▶ **Records supplied**
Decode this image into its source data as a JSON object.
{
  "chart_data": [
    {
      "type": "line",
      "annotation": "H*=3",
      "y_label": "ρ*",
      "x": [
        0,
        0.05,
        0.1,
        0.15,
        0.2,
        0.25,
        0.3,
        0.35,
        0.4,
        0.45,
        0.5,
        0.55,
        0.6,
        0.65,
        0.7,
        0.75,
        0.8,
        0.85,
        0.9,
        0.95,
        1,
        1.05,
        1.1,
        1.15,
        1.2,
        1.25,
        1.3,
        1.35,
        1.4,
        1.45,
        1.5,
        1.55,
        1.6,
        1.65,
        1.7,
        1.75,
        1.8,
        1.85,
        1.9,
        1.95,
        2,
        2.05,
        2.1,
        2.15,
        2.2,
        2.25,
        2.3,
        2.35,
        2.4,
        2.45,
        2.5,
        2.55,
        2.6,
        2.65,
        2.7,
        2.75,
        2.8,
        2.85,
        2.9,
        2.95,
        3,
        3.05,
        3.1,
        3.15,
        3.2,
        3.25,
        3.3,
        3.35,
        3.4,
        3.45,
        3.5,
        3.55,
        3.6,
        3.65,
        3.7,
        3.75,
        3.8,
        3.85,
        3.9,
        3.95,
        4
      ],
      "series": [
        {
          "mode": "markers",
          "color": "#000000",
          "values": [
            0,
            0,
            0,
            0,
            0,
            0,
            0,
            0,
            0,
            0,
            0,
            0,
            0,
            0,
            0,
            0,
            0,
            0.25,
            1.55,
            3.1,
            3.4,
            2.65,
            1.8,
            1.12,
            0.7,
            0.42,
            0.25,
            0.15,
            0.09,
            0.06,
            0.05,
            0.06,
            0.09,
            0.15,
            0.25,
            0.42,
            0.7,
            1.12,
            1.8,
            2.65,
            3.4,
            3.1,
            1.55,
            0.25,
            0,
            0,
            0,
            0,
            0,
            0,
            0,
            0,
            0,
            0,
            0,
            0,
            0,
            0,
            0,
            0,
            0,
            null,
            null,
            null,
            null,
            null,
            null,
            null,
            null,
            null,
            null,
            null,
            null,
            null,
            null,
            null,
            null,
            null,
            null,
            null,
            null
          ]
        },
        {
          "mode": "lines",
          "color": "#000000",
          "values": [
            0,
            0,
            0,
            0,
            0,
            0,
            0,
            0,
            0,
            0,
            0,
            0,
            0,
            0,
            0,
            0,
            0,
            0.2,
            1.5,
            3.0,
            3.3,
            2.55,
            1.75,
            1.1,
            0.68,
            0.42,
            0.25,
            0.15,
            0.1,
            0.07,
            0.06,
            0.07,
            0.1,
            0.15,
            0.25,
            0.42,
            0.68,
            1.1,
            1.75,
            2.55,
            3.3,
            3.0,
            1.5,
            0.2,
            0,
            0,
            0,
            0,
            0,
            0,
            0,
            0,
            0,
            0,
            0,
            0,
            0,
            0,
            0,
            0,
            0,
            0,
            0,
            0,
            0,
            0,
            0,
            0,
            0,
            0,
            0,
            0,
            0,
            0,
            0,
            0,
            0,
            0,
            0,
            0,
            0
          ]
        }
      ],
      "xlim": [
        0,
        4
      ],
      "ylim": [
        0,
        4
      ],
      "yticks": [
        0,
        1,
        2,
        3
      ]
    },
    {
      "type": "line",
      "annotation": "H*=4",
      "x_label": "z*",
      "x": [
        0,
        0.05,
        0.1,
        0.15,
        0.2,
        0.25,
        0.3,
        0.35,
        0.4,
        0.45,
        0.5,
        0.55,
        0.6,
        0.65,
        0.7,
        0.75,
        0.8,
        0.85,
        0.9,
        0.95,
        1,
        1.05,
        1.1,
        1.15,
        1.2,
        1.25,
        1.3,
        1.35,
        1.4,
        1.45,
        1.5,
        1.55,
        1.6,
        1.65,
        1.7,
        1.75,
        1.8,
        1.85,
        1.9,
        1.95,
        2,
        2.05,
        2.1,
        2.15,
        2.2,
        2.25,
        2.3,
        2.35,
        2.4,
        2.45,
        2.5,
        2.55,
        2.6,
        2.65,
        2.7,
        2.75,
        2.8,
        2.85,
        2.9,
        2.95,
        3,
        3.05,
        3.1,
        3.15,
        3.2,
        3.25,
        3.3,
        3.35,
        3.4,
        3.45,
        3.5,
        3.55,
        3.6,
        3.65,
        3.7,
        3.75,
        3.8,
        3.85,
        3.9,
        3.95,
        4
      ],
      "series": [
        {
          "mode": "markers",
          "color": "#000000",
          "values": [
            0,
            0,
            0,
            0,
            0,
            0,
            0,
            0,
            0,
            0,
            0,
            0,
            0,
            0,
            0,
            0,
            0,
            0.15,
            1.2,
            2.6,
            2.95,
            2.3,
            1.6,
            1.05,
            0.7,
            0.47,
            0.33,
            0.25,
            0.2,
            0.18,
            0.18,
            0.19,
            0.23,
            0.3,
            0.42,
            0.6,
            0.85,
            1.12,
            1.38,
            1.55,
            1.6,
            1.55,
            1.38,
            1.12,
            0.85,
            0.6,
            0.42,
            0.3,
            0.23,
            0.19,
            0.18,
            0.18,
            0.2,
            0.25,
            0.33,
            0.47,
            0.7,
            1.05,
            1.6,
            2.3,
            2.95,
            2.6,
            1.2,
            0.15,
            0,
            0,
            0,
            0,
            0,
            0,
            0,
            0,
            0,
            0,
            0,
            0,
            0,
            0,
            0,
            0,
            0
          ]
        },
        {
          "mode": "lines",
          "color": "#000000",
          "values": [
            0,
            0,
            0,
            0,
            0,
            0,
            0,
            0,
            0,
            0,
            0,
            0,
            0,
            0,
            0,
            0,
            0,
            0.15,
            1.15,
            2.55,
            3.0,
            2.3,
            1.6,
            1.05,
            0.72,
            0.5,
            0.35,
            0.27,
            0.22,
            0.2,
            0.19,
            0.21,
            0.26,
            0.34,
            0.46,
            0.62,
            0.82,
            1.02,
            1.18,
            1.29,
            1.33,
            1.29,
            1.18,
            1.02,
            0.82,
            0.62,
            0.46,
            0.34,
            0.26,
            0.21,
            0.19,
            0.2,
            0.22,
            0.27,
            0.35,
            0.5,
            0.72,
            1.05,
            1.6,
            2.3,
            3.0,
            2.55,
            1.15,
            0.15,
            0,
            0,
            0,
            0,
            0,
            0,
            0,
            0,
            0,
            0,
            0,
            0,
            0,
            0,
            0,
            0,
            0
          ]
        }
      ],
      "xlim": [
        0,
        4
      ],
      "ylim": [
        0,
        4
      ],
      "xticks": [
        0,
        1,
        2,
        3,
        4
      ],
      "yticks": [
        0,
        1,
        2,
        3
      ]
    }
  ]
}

▶ **Aim**
Write out the records above again, keeping each one identical to the original.

▶ **Complete answer**
Decode this image into its source data as a JSON object.
{
  "chart_data": [
    {
      "type": "line",
      "annotation": "H*=3",
      "y_label": "ρ*",
      "x": [
        0,
        0.05,
        0.1,
        0.15,
        0.2,
        0.25,
        0.3,
        0.35,
        0.4,
        0.45,
        0.5,
        0.55,
        0.6,
        0.65,
        0.7,
        0.75,
        0.8,
        0.85,
        0.9,
        0.95,
        1,
        1.05,
        1.1,
        1.15,
        1.2,
        1.25,
        1.3,
        1.35,
        1.4,
        1.45,
        1.5,
        1.55,
        1.6,
        1.65,
        1.7,
        1.75,
        1.8,
        1.85,
        1.9,
        1.95,
        2,
        2.05,
        2.1,
        2.15,
        2.2,
        2.25,
        2.3,
        2.35,
        2.4,
        2.45,
        2.5,
        2.55,
        2.6,
        2.65,
        2.7,
        2.75,
        2.8,
        2.85,
        2.9,
        2.95,
        3,
        3.05,
        3.1,
        3.15,
        3.2,
        3.25,
        3.3,
        3.35,
        3.4,
        3.45,
        3.5,
        3.55,
        3.6,
        3.65,
        3.7,
        3.75,
        3.8,
        3.85,
        3.9,
        3.95,
        4
      ],
      "series": [
        {
          "mode": "markers",
          "color": "#000000",
          "values": [
            0,
            0,
            0,
            0,
            0,
            0,
            0,
            0,
            0,
            0,
            0,
            0,
            0,
            0,
            0,
            0,
            0,
            0.25,
            1.55,
            3.1,
            3.4,
            2.65,
            1.8,
            1.12,
            0.7,
            0.42,
            0.25,
            0.15,
            0.09,
            0.06,
            0.05,
            0.06,
            0.09,
            0.15,
            0.25,
            0.42,
            0.7,
            1.12,
            1.8,
            2.65,
            3.4,
            3.1,
            1.55,
            0.25,
            0,
            0,
            0,
            0,
            0,
            0,
            0,
            0,
            0,
            0,
            0,
            0,
            0,
            0,
            0,
            0,
            0,
            null,
            null,
            null,
            null,
            null,
            null,
            null,
            null,
            null,
            null,
            null,
            null,
            null,
            null,
            null,
            null,
            null,
            null,
            null,
            null
          ]
        },
        {
          "mode": "lines",
          "color": "#000000",
          "values": [
            0,
            0,
            0,
            0,
            0,
            0,
            0,
            0,
            0,
            0,
            0,
            0,
            0,
            0,
            0,
            0,
            0,
            0.2,
            1.5,
            3.0,
            3.3,
            2.55,
            1.75,
            1.1,
            0.68,
            0.42,
            0.25,
            0.15,
            0.1,
            0.07,
            0.06,
            0.07,
            0.1,
            0.15,
            0.25,
            0.42,
            0.68,
            1.1,
            1.75,
            2.55,
            3.3,
            3.0,
            1.5,
            0.2,
            0,
            0,
            0,
            0,
            0,
            0,
            0,
            0,
            0,
            0,
            0,
            0,
            0,
            0,
            0,
            0,
            0,
            0,
            0,
            0,
            0,
            0,
            0,
            0,
            0,
            0,
            0,
            0,
            0,
            0,
            0,
            0,
            0,
            0,
            0,
            0,
            0
          ]
        }
      ],
      "xlim": [
        0,
        4
      ],
      "ylim": [
        0,
        4
      ],
      "yticks": [
        0,
        1,
        2,
        3
      ]
    },
    {
      "type": "line",
      "annotation": "H*=4",
      "x_label": "z*",
      "x": [
        0,
        0.05,
        0.1,
        0.15,
        0.2,
        0.25,
        0.3,
        0.35,
        0.4,
        0.45,
        0.5,
        0.55,
        0.6,
        0.65,
        0.7,
        0.75,
        0.8,
        0.85,
        0.9,
        0.95,
        1,
        1.05,
        1.1,
        1.15,
        1.2,
        1.25,
        1.3,
        1.35,
        1.4,
        1.45,
        1.5,
        1.55,
        1.6,
        1.65,
        1.7,
        1.75,
        1.8,
        1.85,
        1.9,
        1.95,
        2,
        2.05,
        2.1,
        2.15,
        2.2,
        2.25,
        2.3,
        2.35,
        2.4,
        2.45,
        2.5,
        2.55,
        2.6,
        2.65,
        2.7,
        2.75,
        2.8,
        2.85,
        2.9,
        2.95,
        3,
        3.05,
        3.1,
        3.15,
        3.2,
        3.25,
        3.3,
        3.35,
        3.4,
        3.45,
        3.5,
        3.55,
        3.6,
        3.65,
        3.7,
        3.75,
        3.8,
        3.85,
        3.9,
        3.95,
        4
      ],
      "series": [
        {
          "mode": "markers",
          "color": "#000000",
          "values": [
            0,
            0,
            0,
            0,
            0,
            0,
            0,
            0,
            0,
            0,
            0,
            0,
            0,
            0,
            0,
            0,
            0,
            0.15,
            1.2,
            2.6,
            2.95,
            2.3,
            1.6,
            1.05,
            0.7,
            0.47,
            0.33,
            0.25,
            0.2,
            0.18,
            0.18,
            0.19,
            0.23,
            0.3,
            0.42,
            0.6,
            0.85,
            1.12,
            1.38,
            1.55,
            1.6,
            1.55,
            1.38,
            1.12,
            0.85,
            0.6,
            0.42,
            0.3,
            0.23,
            0.19,
            0.18,
            0.18,
            0.2,
            0.25,
            0.33,
            0.47,
            0.7,
            1.05,
            1.6,
            2.3,
            2.95,
            2.6,
            1.2,
            0.15,
            0,
            0,
            0,
            0,
            0,
            0,
            0,
            0,
            0,
            0,
            0,
            0,
            0,
            0,
            0,
            0,
            0
          ]
        },
        {
          "mode": "lines",
          "color": "#000000",
          "values": [
            0,
            0,
            0,
            0,
            0,
            0,
            0,
            0,
            0,
            0,
            0,
            0,
            0,
            0,
            0,
            0,
            0,
            0.15,
            1.15,
            2.55,
            3.0,
            2.3,
            1.6,
            1.05,
            0.72,
            0.5,
            0.35,
            0.27,
            0.22,
            0.2,
            0.19,
            0.21,
            0.26,
            0.34,
            0.46,
            0.62,
            0.82,
            1.02,
            1.18,
            1.29,
            1.33,
            1.29,
            1.18,
            1.02,
            0.82,
            0.62,
            0.46,
            0.34,
            0.26,
            0.21,
            0.19,
            0.2,
            0.22,
            0.27,
            0.35,
            0.5,
            0.72,
            1.05,
            1.6,
            2.3,
            3.0,
            2.55,
            1.15,
            0.15,
            0,
            0,
            0,
            0,
            0,
            0,
            0,
            0,
            0,
            0,
            0,
            0,
            0,
            0,
            0,
            0,
            0
          ]
        }
      ],
      "xlim": [
        0,
        4
      ],
      "ylim": [
        0,
        4
      ],
      "xticks": [
        0,
        1,
        2,
        3,
        4
      ],
      "yticks": [
        0,
        1,
        2,
        3
      ]
    }
  ]
}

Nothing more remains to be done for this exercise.